## DATA LINES

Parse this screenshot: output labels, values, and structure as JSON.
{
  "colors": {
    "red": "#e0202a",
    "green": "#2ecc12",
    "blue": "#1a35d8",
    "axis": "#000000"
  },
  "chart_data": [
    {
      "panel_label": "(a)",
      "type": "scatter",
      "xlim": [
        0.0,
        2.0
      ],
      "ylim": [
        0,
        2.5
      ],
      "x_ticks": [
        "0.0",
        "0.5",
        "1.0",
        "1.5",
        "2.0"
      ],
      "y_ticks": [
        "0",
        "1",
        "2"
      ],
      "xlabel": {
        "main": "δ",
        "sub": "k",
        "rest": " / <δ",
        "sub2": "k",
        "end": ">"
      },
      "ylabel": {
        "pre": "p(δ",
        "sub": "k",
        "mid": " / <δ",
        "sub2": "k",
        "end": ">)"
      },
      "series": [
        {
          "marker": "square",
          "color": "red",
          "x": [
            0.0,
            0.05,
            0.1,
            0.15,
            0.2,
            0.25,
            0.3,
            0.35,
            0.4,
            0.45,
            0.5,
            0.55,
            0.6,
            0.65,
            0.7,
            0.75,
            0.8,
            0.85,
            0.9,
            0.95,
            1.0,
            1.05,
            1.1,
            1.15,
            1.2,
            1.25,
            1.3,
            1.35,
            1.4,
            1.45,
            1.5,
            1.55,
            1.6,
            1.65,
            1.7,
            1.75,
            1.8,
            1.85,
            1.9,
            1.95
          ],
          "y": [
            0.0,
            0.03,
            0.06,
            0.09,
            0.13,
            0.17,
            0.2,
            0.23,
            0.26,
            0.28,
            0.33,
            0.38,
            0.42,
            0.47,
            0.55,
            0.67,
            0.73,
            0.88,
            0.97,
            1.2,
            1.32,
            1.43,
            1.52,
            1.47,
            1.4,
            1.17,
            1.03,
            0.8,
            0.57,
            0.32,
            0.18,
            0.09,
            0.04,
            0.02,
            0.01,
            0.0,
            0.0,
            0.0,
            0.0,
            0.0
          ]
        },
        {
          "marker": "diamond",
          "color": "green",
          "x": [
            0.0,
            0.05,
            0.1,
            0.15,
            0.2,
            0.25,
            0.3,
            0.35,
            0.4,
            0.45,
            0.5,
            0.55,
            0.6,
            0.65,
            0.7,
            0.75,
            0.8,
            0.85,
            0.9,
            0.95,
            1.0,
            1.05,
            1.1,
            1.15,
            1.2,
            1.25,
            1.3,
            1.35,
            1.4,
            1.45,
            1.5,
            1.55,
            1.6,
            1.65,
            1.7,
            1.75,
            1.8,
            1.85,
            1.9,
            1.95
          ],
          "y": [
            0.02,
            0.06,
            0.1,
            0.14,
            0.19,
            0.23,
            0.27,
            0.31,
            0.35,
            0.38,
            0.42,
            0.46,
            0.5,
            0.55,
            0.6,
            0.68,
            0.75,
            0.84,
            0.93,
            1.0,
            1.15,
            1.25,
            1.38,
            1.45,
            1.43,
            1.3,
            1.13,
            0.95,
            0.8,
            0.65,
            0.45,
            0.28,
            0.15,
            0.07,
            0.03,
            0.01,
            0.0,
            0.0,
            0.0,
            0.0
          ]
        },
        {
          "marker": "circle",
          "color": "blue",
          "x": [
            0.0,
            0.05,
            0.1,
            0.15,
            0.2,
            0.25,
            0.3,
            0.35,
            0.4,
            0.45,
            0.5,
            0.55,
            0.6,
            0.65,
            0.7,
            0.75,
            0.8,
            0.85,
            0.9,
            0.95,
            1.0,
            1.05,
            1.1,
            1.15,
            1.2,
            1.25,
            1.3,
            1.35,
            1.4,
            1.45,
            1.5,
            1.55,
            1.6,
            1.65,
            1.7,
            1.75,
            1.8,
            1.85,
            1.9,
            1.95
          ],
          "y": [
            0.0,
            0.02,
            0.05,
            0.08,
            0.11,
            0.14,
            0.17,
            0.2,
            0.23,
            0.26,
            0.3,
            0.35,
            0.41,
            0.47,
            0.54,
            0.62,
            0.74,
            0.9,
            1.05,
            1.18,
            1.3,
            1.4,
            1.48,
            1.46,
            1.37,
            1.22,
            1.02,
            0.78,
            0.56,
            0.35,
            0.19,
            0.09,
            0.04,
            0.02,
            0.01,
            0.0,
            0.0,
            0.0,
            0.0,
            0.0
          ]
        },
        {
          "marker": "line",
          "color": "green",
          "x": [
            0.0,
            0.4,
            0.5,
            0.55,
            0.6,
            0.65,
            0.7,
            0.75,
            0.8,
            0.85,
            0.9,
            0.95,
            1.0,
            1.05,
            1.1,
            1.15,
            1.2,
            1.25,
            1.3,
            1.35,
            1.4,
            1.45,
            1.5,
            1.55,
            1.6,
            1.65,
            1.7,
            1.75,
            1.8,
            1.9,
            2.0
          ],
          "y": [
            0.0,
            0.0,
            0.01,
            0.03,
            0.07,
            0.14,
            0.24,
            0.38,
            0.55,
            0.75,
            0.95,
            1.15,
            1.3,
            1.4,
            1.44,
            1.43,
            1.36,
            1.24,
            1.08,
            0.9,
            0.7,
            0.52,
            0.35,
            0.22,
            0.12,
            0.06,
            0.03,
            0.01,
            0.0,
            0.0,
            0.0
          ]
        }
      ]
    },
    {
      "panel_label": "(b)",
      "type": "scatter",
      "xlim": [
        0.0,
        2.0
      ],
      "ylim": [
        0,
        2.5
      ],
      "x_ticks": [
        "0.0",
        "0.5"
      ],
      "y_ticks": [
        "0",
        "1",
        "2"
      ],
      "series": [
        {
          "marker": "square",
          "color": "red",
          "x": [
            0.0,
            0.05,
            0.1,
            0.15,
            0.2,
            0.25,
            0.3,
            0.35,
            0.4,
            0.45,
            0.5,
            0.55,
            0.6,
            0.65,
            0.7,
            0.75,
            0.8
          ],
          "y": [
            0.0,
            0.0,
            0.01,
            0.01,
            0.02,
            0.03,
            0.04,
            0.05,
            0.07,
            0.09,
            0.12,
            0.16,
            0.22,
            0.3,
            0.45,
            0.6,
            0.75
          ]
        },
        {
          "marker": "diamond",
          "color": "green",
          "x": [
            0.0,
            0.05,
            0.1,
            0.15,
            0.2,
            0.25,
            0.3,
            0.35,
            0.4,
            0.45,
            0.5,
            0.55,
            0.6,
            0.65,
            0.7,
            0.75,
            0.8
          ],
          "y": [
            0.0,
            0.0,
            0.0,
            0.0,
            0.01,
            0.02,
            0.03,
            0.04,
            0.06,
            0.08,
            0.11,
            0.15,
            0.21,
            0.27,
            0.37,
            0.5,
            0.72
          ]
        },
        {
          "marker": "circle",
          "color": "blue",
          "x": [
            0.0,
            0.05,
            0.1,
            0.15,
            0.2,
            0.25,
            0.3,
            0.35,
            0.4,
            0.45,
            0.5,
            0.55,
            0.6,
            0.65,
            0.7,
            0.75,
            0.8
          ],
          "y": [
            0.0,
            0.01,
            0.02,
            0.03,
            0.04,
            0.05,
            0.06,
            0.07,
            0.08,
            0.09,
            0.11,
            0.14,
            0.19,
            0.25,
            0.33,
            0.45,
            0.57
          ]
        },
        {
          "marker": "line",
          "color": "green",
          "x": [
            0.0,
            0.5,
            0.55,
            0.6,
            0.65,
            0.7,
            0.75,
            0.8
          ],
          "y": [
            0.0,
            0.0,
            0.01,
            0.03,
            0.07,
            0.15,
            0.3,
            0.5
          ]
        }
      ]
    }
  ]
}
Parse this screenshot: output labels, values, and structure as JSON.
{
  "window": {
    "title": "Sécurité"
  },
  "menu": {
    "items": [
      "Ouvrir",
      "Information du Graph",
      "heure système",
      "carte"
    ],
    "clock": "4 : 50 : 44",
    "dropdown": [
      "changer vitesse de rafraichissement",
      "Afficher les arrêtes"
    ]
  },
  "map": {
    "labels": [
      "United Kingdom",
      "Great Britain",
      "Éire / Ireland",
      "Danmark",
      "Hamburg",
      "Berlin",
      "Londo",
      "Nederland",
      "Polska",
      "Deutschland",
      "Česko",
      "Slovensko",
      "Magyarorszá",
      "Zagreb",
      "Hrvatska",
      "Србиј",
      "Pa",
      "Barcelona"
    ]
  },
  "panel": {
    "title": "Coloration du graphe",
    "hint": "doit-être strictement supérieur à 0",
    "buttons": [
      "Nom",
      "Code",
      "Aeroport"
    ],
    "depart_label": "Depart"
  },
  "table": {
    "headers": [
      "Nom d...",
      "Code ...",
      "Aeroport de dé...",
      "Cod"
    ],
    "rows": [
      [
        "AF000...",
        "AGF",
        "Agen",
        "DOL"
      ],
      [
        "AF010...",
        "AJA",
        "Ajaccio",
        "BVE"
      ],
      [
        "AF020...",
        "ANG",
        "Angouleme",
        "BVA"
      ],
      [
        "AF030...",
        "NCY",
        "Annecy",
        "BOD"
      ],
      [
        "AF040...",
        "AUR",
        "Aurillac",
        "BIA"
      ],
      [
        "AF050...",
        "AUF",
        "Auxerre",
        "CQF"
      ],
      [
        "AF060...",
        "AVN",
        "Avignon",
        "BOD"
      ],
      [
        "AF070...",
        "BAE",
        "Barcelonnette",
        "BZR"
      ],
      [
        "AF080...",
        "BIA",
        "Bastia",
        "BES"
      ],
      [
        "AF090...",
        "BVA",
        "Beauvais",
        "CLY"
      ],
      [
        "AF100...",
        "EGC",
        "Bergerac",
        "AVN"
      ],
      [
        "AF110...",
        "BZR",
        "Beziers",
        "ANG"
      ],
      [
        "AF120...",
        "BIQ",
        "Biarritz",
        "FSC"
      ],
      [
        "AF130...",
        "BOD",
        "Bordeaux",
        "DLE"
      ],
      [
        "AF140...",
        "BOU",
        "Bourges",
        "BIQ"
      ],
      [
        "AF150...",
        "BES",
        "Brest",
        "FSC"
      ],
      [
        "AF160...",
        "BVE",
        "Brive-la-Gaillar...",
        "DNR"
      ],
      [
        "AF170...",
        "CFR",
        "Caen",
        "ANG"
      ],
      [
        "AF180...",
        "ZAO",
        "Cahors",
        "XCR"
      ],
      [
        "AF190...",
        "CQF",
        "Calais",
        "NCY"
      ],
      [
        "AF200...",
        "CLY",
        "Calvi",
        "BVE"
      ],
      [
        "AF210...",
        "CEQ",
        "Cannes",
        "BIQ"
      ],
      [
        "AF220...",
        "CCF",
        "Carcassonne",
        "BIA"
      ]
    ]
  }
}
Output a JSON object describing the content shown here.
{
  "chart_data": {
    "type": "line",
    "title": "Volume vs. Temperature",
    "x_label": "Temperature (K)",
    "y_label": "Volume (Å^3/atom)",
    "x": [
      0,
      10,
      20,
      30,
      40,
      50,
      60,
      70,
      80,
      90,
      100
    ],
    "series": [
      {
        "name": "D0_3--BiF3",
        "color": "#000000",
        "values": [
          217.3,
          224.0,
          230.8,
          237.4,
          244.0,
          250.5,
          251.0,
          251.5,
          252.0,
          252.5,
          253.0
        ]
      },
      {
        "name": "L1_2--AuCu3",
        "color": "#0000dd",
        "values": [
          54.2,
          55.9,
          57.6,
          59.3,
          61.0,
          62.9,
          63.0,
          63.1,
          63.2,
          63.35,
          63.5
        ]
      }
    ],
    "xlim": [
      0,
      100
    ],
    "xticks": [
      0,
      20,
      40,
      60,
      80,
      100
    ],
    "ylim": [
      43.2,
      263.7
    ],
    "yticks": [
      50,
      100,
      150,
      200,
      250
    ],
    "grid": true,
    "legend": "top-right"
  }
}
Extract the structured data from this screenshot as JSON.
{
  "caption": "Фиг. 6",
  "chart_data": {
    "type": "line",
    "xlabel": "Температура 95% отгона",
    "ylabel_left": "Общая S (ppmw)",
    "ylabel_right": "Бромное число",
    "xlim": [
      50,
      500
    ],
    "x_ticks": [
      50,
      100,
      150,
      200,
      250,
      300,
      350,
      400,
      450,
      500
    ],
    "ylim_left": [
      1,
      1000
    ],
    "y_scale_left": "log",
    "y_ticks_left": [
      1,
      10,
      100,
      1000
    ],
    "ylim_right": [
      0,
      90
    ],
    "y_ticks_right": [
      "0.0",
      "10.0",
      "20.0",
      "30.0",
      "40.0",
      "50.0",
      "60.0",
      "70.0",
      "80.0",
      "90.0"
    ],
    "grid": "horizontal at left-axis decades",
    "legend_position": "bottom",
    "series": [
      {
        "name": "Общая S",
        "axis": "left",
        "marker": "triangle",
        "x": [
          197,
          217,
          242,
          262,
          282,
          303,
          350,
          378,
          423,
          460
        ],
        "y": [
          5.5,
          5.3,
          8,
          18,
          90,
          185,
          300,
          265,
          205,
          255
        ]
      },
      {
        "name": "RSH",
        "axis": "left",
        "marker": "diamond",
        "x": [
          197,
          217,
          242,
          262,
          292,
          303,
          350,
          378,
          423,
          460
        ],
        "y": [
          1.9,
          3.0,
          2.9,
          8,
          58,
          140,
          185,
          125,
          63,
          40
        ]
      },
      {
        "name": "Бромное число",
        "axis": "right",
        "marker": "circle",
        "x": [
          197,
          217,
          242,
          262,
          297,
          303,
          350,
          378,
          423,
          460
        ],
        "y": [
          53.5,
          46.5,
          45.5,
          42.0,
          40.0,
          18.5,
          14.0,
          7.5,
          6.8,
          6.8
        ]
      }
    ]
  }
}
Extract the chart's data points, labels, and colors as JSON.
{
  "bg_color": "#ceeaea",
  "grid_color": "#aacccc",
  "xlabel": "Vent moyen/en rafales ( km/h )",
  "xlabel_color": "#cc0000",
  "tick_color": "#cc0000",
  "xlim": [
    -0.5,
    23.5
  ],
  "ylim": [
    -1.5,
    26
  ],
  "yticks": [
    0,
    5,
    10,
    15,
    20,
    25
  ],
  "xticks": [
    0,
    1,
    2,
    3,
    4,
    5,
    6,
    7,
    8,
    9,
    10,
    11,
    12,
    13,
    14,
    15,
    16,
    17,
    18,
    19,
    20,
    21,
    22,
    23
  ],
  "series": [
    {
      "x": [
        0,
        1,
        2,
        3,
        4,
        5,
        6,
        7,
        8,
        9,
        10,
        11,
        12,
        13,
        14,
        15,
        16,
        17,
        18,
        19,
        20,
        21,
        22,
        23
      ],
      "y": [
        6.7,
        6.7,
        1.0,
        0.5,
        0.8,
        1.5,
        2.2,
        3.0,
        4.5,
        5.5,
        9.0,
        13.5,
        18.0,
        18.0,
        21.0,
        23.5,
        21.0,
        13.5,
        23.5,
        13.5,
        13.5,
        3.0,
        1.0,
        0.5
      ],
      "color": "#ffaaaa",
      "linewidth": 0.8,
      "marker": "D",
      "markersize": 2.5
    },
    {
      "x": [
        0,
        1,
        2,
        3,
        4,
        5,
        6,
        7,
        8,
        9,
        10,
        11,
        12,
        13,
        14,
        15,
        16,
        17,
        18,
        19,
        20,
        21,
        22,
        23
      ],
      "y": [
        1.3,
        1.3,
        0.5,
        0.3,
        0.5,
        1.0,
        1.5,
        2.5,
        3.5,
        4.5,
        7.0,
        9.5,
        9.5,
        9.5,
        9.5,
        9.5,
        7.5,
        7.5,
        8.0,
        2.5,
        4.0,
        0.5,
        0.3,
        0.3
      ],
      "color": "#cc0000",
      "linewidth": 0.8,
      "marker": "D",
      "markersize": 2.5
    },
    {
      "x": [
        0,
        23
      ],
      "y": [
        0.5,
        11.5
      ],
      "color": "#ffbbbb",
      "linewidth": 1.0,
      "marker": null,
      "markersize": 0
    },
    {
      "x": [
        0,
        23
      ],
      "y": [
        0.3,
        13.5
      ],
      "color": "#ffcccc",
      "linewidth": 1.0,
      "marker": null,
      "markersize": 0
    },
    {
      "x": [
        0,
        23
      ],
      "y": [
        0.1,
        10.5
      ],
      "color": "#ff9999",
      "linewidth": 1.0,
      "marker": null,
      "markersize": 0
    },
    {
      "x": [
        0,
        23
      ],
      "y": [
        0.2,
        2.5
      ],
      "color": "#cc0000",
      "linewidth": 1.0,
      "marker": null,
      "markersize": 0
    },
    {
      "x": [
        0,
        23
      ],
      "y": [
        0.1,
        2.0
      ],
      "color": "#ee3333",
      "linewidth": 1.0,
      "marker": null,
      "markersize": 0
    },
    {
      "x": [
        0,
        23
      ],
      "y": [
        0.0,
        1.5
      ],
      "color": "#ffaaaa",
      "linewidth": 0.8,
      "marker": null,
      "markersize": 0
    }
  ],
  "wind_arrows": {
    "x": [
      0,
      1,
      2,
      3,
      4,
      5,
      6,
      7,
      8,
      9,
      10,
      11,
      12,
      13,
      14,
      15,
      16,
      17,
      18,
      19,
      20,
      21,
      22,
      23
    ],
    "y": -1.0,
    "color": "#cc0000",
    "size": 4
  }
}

## WRITTEN REQUEST
Copy each line from the records above that includes the string "число".

## SOLUTION TO THE PROBLEM
    "ylabel_right": "Бромное число",
        "name": "Бромное число",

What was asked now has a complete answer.